ISSUE OF SHARES UNDER SPECIFIC MANDATE FOR SETTLEMENT OF DEBTS

Hong Kong (October 22, 2025) / Calgary, Alberta (October 22, 2025) - The Board of Directors (the “Board”) of Sunshine Oilsands Ltd. (the “Company” or “Sunshine”) (HKEX: 2012) wishes to announce the following:

 

ISSUE OF SHARES UNDER SPECIFIC MANDATE FOR SETTLEMENT OF DEBTS

 

On Hong Kong (October 22, 2025) / Calgary, Alberta (October 22, 2025), the Company entered into Settlement Agreements with the Creditors respectively, pursuant to which the Company will allot and issue the Relevant Shares to the Creditors as full and final settlement of the Debt Payable owed to each of the Creditors.

 

The Issue Price is HK$0.43 per Share, which represents:

 

i) at par with the closing price of HK$0.43 per Share as quoted on the Stock Exchange on October 22, 2025; and

 

ii) a discount of approximately 3.80% over the average closing price of approximately HK$0.447 per Share as quoted on the Stock Exchange for the last five trading days of the Shares ending on October 21, 2025.

 

The 140,000,000 Relevant Shares represents approximately 24.50% of the issued share capital of the Company of 571,354,444 Shares as at the date of this announcement, and approximately 19.68% of the issued share capital of the Company as enlarged by the issue of 140,000,000 Relevant Shares.

 

The Relevant Shares will be allotted and issued under the Specific Mandate, which is subject to the Shareholders’ approval at the SGM. As at the date of this announcement, to the best of the Directors’ knowledge, information and belief, having made all reasonable enquiries, saved as disclosed below, none of the Shareholders and their respective close associates has any material interest in the Settlement Agreements, the allotment and issue of the Relevant Shares pursuant to the Specific Mandate and the transactions contemplated thereunder and no Shareholder is required to abstain from voting at the SGM to approve the relevant resolution(s) regarding the Settlement Agreements, the allotment and issue of the Relevant Shares pursuant to the Specific Mandate and the transactions contemplated thereunder.

 

A circular, containing, among other things, further information on the Settlement Agreements and the transactions contemplated thereunder (including the Specific Mandate), and the notice of SGM, is expected to be dispatched to the Shareholder on or before November 13, 2025.

- [Supplied data]
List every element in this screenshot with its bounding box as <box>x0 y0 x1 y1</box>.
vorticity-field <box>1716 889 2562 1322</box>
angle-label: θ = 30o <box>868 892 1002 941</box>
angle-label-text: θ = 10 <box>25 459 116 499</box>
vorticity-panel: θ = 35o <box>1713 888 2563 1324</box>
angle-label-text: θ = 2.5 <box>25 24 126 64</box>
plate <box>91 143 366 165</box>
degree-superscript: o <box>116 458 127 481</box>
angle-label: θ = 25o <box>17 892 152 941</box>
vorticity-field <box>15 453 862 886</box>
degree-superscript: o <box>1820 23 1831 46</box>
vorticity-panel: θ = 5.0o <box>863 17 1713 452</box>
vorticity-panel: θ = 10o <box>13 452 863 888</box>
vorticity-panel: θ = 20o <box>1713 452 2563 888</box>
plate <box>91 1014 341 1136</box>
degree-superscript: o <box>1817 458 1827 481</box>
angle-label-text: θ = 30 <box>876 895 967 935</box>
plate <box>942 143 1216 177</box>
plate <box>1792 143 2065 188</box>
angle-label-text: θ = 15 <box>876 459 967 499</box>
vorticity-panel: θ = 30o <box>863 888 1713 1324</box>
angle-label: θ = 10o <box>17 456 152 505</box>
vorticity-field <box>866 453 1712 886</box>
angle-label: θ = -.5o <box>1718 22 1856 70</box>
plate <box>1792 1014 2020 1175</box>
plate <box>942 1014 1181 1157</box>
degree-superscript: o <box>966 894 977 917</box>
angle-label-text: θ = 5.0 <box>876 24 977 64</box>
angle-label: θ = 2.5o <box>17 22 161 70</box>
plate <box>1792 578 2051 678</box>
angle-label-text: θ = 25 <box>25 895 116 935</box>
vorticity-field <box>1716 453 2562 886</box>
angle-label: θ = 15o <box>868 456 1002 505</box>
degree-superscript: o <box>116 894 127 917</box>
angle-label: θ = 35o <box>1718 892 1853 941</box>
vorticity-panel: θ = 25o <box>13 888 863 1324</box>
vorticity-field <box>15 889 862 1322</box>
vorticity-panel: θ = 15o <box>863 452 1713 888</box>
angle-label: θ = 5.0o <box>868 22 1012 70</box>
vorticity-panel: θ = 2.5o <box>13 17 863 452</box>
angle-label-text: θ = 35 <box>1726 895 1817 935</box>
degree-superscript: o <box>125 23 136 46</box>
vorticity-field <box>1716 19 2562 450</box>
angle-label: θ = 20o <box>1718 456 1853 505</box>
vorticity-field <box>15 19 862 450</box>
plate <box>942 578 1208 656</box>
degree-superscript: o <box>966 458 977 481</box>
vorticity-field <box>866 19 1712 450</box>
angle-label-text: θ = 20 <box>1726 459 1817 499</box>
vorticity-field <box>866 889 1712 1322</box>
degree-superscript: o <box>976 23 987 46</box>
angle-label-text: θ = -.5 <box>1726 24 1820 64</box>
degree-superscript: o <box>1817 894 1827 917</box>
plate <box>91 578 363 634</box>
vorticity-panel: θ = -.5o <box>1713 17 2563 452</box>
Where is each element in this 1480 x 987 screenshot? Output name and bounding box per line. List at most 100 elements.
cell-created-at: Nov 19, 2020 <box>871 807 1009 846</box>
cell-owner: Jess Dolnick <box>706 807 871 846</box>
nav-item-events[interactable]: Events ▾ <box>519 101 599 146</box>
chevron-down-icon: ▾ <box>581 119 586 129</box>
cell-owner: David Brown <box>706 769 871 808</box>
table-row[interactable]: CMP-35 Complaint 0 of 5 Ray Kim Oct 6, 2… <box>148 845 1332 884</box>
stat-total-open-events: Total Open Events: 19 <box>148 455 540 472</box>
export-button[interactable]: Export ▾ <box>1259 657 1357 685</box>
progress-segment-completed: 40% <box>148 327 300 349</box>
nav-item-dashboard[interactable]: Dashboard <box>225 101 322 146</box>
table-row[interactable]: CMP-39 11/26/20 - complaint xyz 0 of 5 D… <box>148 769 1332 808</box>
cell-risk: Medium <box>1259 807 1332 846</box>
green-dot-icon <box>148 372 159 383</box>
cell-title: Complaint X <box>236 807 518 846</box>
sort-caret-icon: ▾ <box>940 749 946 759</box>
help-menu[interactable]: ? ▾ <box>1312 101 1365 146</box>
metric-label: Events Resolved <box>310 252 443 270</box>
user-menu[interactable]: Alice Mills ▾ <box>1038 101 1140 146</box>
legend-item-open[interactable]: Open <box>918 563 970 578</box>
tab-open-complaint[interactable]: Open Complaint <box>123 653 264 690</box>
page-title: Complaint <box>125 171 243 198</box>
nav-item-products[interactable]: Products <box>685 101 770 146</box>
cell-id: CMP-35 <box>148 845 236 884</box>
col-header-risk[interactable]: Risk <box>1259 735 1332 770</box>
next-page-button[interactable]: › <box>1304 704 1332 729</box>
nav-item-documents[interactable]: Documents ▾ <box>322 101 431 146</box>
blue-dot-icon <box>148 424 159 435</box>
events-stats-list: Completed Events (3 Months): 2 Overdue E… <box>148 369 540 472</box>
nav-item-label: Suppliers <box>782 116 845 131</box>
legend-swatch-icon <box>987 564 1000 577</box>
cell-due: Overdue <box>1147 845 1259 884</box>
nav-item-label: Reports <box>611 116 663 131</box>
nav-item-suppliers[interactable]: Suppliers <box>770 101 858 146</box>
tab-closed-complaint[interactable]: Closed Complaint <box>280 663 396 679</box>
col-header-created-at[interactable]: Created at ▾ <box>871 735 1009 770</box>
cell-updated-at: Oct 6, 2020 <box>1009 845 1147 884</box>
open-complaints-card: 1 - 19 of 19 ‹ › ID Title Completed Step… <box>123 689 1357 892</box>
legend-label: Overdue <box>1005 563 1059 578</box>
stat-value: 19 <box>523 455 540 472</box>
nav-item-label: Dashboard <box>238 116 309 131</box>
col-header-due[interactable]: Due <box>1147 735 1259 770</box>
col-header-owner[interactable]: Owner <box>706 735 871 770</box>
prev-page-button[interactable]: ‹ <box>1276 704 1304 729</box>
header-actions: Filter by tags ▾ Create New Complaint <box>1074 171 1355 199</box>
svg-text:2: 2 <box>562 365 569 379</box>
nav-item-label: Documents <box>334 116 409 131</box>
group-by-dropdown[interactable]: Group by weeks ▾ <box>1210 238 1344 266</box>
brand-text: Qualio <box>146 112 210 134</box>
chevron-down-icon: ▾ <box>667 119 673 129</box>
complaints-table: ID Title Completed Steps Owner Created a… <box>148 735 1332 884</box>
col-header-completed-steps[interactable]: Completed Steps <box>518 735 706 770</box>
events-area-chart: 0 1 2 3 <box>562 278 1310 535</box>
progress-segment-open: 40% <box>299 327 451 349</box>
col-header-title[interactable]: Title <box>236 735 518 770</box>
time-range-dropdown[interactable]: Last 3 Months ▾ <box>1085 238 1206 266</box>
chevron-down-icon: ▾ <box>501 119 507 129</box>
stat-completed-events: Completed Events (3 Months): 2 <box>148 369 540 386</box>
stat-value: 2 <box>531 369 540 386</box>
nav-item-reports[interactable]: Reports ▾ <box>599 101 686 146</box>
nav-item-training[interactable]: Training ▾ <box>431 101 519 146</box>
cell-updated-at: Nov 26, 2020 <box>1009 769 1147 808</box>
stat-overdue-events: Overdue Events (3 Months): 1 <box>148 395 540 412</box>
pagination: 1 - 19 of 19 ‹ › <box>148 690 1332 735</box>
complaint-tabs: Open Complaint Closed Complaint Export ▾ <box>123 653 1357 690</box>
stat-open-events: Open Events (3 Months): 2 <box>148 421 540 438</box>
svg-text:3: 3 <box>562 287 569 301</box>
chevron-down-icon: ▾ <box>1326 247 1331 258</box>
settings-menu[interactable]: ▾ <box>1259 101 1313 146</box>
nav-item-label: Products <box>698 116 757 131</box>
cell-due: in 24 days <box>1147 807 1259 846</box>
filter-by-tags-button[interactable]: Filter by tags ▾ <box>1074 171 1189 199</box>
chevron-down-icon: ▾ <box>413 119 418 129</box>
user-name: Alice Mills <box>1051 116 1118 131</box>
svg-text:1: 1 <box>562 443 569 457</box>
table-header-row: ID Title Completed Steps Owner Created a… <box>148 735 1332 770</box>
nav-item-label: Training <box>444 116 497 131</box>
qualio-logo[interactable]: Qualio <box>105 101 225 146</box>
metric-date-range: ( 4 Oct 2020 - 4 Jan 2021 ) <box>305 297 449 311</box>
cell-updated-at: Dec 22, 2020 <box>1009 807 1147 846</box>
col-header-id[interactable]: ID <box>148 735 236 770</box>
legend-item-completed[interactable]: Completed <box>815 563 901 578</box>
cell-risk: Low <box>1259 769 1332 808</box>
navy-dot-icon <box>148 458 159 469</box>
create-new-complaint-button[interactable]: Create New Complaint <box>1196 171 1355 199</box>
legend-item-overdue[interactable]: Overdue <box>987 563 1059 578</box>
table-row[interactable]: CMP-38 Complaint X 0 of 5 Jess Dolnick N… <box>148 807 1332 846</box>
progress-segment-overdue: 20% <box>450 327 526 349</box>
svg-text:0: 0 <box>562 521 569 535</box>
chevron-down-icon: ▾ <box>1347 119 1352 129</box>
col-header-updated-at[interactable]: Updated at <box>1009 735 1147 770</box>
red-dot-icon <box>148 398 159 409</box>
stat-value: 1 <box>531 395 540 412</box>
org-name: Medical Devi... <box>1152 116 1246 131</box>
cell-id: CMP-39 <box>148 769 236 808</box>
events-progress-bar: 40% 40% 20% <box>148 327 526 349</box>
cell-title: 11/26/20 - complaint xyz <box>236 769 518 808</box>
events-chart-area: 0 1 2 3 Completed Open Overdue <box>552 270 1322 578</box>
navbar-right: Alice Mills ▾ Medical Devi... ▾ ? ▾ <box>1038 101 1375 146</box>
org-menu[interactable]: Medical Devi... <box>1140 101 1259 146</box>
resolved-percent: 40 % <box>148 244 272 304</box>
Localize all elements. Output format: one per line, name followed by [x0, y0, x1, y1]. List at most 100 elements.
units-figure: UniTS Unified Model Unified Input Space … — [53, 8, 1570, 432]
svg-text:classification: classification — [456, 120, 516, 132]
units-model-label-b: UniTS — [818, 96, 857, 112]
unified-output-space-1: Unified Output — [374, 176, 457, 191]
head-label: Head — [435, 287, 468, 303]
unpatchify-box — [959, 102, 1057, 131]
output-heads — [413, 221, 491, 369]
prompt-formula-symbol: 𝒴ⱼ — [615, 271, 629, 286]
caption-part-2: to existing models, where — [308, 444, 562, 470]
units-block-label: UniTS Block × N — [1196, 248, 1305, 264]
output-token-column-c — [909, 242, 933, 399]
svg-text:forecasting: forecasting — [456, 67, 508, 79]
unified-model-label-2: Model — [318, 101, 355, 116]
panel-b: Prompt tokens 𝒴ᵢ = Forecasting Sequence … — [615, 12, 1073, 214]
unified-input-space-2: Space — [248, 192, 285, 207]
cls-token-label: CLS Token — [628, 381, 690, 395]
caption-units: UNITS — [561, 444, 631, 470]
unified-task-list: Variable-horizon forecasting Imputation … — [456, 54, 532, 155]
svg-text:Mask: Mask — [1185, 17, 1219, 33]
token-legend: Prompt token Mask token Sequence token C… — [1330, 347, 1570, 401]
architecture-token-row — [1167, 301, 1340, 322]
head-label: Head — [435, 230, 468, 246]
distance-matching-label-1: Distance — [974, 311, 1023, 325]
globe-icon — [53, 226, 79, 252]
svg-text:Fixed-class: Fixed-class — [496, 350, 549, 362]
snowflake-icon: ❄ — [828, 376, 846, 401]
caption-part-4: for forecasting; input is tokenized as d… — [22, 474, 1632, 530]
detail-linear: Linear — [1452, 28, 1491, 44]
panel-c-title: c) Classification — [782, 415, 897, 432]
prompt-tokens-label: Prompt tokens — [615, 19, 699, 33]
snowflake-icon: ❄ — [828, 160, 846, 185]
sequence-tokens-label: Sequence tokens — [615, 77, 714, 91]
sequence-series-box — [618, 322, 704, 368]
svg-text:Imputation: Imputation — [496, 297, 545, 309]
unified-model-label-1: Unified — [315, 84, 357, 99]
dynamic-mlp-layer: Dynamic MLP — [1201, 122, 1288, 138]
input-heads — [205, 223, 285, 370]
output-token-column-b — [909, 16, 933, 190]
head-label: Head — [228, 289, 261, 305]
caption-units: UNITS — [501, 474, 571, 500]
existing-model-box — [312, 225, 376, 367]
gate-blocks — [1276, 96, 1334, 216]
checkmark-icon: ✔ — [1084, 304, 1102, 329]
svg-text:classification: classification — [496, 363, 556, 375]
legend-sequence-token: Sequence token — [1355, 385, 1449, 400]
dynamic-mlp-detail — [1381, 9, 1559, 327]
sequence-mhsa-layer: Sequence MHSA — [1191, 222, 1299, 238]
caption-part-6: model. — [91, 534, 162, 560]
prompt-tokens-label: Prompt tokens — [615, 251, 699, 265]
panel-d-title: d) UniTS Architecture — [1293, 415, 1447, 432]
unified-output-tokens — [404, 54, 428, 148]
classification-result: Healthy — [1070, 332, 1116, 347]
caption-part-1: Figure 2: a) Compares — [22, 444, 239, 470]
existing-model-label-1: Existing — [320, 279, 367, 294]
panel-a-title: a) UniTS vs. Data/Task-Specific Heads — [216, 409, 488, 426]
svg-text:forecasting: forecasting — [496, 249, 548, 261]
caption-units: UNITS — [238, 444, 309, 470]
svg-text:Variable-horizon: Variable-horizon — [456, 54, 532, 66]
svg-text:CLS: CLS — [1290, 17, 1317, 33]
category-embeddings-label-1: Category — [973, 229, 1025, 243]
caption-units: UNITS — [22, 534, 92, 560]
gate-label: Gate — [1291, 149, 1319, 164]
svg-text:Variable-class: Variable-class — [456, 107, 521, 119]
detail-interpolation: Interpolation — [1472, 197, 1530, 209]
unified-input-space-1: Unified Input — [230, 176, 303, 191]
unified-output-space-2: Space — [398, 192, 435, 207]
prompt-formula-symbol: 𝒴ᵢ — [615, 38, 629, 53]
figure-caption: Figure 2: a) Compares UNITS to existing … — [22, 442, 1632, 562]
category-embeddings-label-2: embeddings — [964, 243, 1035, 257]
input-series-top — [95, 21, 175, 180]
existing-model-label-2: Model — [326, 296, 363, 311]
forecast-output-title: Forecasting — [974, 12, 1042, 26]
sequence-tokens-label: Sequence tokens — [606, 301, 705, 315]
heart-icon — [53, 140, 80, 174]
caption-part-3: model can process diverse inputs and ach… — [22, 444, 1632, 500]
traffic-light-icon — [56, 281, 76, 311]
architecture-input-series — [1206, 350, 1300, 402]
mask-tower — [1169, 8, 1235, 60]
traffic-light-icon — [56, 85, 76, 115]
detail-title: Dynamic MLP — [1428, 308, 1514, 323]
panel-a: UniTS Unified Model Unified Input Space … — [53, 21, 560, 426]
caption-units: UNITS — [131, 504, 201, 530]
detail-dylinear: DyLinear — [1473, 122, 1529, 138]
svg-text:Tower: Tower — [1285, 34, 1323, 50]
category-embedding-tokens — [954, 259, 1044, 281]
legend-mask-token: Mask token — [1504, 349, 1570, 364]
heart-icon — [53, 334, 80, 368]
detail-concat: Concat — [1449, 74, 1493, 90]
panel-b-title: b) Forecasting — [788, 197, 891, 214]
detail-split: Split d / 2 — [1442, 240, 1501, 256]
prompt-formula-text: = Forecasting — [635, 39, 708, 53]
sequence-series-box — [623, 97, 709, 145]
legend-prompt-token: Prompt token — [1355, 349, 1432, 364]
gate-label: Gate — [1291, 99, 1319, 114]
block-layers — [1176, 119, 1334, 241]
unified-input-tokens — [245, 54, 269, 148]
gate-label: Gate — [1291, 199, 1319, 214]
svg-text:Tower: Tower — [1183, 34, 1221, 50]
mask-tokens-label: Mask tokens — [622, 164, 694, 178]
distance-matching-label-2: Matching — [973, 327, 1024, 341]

- [The tasks]
A: Using the share issue announcement, decide whether each statement below agrees with it. Answer yes or no for each and quote the words that decide it.
(i) The Issue Price is at par with the closing price quoted on the Stock Exchange on October 22, 2025.
(ii) The circular is expected to be dispatched to the Shareholder on or before November 30, 2025.
(iii) The Relevant Shares can be issued without the Shareholders' approval.
B: Carry on the share issue announcement from its final sentence.

- [Answers given]
A:
(i) Yes: "at par with the closing price of HK$0.43 per Share as quoted on the Stock Exchange on October 22, 2025"
(ii) No: "is expected to be dispatched to the Shareholder on or before November 13, 2025"
(iii) No: "which is subject to the Shareholders’ approval at the SGM"

B:
 

Shareholders and potential investors should note that completion of the Issuance is subject to fulfilment of the conditions under the Settlement Agreements. As the Issuance may or may not proceed, Shareholders and potential investors are reminded to exercise caution when dealing in the Shares.

 

 

 

 

 

THE ISSUE OF THE RELEVANT SHARES

 

On Hong Kong (October 22, 2025) / Calgary, Alberta (October 22, 2025), the Company entered into Settlement Agreements with the Creditors respectively, pursuant to which the Company will allot and issue the Relevant Shares to the Creditors as full and final settlement of the Debt Payable owed to each of the Creditors.

 

THE RELEVANT SHARES

 

The 140,000,000 Relevant Shares represents approximately 24.50% of the issued share capital of the Company of 571,354,444 Shares as at the date of this announcement, and approximately 19.68% of the issued share capital of the Company as enlarged by the issue of 140,000,000 Relevant Shares, assuming that there will be no change in the issued share capital of the Company (other than the issue of the Relevant Shares) between the date of this announcement and the Completion.

 

ISSUE PRICE

 

The Issue Price is HK$0.43 per Share, which represents:

 

i) at par with the closing price of HK$0.43 per Share as quoted on the Stock Exchange on October 22, 2025; and

 

ii) a discount of approximately 3.80% over the average closing price of approximately HK$0.447 per Share as quoted on the Stock Exchange for the last five trading days of the Shares ending on October 21, 2025.

 

It was arrived after arm’s length negotiation between the Company and each of the Creditors with reference to the market condition and the prevailing market price of the Shares.

 

Specific mandate to issue the Relevant Shares

 

The Relevant Shares will be issued pursuant to the Specific Mandate to be sought from the Shareholders at the SGM. The Specific Mandate, if approved, will be valid until the Completion of the Settlement Agreements or the transactions contemplated thereunder.

 

Ranking            

 

The Relevant Shares, when issued and fully paid, will rank pari passu among themselves and with all existing Shares presently in issue and at the time of allotment and issue of the Relevant Shares.  Application will be made to the Stock Exchange for the grant of the listing of, and permission to deal in the Relevant Shares.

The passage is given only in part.